**Input for this task**
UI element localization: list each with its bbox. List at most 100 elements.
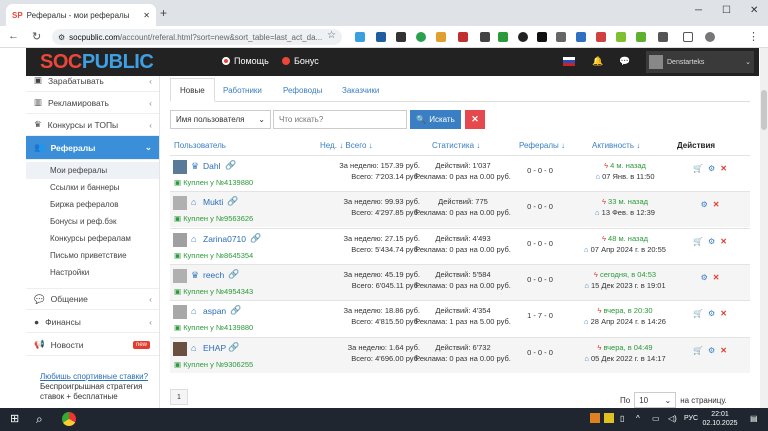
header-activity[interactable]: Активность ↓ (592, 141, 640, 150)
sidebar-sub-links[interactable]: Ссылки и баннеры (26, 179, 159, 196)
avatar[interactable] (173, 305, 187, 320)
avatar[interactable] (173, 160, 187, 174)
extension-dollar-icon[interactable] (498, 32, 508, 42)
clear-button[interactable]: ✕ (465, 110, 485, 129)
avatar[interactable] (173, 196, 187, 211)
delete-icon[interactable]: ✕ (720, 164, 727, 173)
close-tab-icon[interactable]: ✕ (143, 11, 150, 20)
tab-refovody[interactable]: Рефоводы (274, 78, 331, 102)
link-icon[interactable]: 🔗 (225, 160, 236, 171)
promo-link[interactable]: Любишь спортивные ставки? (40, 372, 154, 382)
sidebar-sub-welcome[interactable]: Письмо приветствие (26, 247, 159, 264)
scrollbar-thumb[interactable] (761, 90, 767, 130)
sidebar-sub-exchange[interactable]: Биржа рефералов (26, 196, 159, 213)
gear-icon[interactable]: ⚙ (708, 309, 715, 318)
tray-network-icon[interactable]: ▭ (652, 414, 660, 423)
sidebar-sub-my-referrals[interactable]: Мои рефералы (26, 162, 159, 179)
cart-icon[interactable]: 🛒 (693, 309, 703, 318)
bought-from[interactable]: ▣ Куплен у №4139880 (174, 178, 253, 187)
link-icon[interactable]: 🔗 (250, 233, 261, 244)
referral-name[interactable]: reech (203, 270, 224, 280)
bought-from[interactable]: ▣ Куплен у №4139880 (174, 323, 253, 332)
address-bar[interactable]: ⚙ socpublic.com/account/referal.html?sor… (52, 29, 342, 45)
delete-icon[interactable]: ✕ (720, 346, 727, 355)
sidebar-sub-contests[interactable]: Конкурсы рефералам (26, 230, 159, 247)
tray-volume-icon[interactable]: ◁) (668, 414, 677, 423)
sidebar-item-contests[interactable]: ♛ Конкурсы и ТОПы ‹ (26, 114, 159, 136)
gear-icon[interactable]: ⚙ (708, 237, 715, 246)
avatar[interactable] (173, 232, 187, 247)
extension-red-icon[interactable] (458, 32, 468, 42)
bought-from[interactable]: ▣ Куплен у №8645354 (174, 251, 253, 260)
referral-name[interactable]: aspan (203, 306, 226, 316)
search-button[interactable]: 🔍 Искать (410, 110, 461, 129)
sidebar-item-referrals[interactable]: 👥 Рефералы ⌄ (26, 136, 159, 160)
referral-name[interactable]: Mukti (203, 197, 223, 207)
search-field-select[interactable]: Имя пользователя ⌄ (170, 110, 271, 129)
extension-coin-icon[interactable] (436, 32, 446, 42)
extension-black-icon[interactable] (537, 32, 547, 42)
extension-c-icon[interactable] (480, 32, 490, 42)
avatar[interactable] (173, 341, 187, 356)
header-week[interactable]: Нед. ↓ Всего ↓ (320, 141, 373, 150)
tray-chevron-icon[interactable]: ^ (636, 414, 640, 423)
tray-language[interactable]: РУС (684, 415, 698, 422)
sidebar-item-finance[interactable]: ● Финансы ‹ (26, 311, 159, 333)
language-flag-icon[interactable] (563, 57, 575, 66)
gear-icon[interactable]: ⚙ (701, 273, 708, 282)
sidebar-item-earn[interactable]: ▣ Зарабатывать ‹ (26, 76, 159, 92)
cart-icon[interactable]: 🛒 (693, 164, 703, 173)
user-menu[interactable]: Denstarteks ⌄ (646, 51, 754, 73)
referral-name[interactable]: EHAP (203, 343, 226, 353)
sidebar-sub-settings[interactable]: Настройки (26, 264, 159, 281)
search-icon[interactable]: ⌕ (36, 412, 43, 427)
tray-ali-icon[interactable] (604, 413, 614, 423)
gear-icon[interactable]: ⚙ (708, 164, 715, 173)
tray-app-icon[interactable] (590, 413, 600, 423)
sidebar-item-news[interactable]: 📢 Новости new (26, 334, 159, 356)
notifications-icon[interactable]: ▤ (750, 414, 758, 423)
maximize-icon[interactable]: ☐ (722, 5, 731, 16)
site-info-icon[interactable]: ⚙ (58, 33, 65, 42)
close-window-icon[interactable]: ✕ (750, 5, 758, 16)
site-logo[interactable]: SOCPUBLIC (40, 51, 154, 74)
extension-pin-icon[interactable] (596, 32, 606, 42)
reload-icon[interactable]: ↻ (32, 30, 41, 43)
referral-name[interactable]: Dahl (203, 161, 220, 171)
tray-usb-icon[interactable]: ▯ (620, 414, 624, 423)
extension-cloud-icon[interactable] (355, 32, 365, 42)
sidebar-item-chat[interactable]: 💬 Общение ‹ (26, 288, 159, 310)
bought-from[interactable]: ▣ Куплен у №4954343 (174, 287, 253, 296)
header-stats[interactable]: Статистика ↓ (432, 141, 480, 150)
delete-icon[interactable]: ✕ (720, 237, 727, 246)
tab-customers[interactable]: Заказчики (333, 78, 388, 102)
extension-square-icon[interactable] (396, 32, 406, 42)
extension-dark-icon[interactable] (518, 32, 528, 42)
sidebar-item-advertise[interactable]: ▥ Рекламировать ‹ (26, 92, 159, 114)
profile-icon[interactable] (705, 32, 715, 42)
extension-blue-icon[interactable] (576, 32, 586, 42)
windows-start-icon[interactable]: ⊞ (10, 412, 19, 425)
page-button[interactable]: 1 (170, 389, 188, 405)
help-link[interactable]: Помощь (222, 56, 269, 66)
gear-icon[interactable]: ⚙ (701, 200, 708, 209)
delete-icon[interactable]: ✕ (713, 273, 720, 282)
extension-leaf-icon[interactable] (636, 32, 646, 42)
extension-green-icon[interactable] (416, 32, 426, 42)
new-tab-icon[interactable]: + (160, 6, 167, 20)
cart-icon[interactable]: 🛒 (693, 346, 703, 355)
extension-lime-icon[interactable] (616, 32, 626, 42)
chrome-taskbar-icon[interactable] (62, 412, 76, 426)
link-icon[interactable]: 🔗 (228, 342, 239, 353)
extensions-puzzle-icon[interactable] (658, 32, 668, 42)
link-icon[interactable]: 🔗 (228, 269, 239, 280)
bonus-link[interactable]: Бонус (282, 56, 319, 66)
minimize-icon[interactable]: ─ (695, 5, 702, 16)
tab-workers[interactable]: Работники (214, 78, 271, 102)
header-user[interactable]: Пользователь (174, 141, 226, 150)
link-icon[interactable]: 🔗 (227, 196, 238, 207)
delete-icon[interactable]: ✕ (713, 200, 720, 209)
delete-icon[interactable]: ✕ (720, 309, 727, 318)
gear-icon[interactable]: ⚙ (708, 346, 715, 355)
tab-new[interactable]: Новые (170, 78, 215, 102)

---

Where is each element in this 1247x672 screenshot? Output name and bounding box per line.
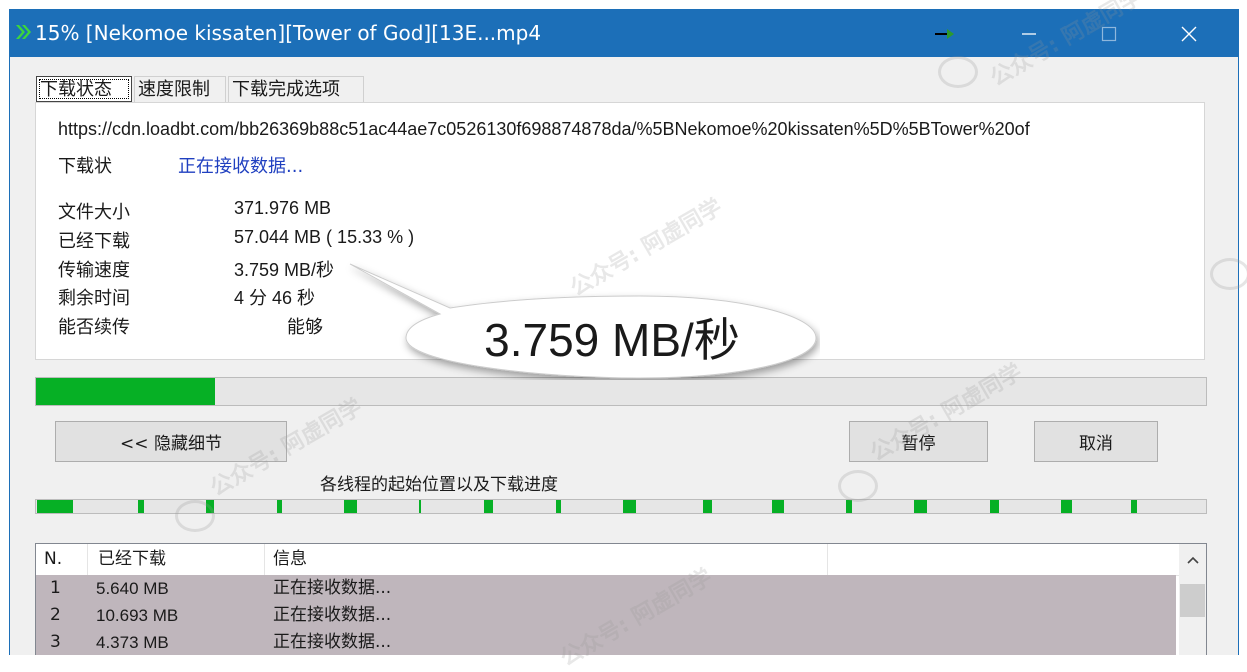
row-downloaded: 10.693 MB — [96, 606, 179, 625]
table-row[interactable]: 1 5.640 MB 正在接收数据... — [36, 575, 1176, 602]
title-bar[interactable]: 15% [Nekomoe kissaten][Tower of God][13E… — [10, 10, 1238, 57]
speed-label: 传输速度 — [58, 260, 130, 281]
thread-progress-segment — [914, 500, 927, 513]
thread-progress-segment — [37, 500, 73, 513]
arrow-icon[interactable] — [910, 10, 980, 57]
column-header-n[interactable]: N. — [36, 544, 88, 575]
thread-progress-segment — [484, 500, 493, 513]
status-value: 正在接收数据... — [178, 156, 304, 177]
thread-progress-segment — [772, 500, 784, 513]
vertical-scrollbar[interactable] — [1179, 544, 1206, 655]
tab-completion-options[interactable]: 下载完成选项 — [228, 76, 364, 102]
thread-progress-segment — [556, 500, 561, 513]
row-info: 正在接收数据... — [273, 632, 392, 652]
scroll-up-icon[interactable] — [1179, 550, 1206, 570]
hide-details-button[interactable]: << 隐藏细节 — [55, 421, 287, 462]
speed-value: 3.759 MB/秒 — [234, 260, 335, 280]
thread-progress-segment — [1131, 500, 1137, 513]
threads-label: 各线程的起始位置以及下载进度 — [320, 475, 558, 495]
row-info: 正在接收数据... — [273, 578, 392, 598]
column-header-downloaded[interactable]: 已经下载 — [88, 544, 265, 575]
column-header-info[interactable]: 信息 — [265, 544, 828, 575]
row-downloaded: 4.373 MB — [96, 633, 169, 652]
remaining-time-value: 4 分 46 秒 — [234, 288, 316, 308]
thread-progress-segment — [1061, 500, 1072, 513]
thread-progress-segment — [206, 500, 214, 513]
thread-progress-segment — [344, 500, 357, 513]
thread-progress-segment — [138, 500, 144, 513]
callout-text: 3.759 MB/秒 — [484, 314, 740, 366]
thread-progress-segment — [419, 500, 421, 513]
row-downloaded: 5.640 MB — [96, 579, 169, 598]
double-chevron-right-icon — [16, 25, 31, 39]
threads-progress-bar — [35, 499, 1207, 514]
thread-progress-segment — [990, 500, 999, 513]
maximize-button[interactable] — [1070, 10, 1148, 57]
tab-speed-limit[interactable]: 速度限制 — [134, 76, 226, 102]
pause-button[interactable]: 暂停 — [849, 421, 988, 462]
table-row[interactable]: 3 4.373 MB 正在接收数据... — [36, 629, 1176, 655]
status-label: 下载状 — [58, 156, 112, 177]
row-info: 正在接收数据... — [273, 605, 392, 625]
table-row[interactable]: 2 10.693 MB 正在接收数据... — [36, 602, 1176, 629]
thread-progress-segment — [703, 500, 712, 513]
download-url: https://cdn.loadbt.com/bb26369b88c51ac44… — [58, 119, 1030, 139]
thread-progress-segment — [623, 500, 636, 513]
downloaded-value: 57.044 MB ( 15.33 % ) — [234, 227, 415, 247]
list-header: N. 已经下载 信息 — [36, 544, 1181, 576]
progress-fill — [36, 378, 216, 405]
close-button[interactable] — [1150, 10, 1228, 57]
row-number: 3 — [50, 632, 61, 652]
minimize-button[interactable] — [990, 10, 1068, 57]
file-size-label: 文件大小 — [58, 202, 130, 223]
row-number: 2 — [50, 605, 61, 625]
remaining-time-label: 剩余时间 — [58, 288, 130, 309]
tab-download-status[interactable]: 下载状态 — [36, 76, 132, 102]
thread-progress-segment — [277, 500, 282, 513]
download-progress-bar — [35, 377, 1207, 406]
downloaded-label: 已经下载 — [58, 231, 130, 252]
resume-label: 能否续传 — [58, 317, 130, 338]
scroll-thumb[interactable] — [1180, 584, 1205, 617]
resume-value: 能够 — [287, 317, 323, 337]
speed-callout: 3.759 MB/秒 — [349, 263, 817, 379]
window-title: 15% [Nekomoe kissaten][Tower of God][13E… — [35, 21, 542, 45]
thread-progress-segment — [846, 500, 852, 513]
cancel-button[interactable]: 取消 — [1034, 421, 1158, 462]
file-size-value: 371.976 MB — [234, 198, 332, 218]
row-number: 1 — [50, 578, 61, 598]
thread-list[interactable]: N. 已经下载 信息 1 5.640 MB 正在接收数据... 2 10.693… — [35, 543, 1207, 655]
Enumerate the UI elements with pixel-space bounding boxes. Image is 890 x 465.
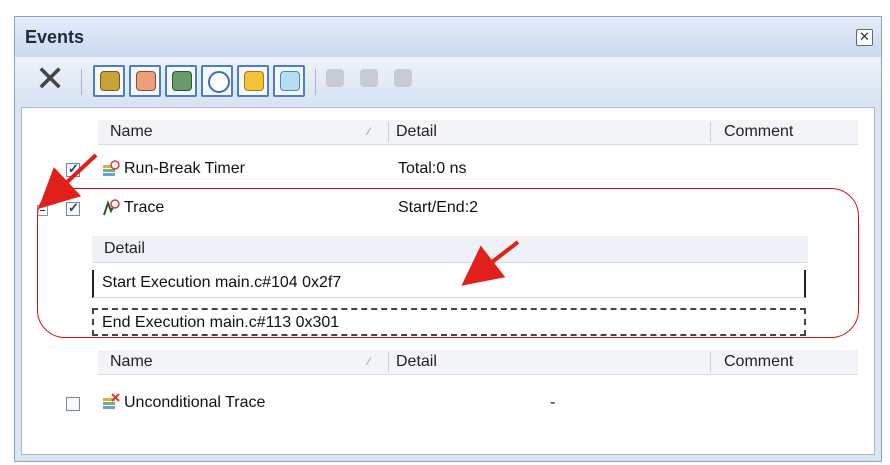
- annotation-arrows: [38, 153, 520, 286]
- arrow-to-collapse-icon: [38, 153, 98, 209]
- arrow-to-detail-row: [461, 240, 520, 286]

**Problem description**
Repeat the material from the line with "- annotation-arrows: [38, 153, 520, 286]" up to and including the line with "- arrow-to-detail-row: [461, 240, 520, 286]", character for character.

**Result of this task**
- annotation-arrows: [38, 153, 520, 286]
- arrow-to-collapse-icon: [38, 153, 98, 209]
- arrow-to-detail-row: [461, 240, 520, 286]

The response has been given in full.